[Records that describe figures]
::::::

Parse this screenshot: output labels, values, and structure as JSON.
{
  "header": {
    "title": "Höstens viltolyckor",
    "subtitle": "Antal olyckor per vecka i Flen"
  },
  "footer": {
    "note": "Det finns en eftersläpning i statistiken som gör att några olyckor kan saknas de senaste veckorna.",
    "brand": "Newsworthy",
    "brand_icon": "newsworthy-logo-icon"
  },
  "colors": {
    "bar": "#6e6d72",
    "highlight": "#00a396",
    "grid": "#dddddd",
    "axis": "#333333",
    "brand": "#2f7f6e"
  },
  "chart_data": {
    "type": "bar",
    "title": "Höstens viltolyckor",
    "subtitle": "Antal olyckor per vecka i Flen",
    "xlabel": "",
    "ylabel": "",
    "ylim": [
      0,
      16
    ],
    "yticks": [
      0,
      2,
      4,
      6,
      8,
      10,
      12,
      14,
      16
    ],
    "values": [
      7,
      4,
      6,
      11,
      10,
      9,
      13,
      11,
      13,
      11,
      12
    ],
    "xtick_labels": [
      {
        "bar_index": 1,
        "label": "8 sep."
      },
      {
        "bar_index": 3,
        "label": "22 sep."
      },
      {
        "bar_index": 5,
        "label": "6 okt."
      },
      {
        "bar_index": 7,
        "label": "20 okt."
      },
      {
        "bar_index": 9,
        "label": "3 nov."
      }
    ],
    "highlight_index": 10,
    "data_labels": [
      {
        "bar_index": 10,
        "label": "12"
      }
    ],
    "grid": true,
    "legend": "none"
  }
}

::::::

Written task.
The records above are to be repeated exactly, in their entirety.

Task solution.
Parse this screenshot: output labels, values, and structure as JSON.
{
  "header": {
    "title": "Höstens viltolyckor",
    "subtitle": "Antal olyckor per vecka i Flen"
  },
  "footer": {
    "note": "Det finns en eftersläpning i statistiken som gör att några olyckor kan saknas de senaste veckorna.",
    "brand": "Newsworthy",
    "brand_icon": "newsworthy-logo-icon"
  },
  "colors": {
    "bar": "#6e6d72",
    "highlight": "#00a396",
    "grid": "#dddddd",
    "axis": "#333333",
    "brand": "#2f7f6e"
  },
  "chart_data": {
    "type": "bar",
    "title": "Höstens viltolyckor",
    "subtitle": "Antal olyckor per vecka i Flen",
    "xlabel": "",
    "ylabel": "",
    "ylim": [
      0,
      16
    ],
    "yticks": [
      0,
      2,
      4,
      6,
      8,
      10,
      12,
      14,
      16
    ],
    "values": [
      7,
      4,
      6,
      11,
      10,
      9,
      13,
      11,
      13,
      11,
      12
    ],
    "xtick_labels": [
      {
        "bar_index": 1,
        "label": "8 sep."
      },
      {
        "bar_index": 3,
        "label": "22 sep."
      },
      {
        "bar_index": 5,
        "label": "6 okt."
      },
      {
        "bar_index": 7,
        "label": "20 okt."
      },
      {
        "bar_index": 9,
        "label": "3 nov."
      }
    ],
    "highlight_index": 10,
    "data_labels": [
      {
        "bar_index": 10,
        "label": "12"
      }
    ],
    "grid": true,
    "legend": "none"
  }
}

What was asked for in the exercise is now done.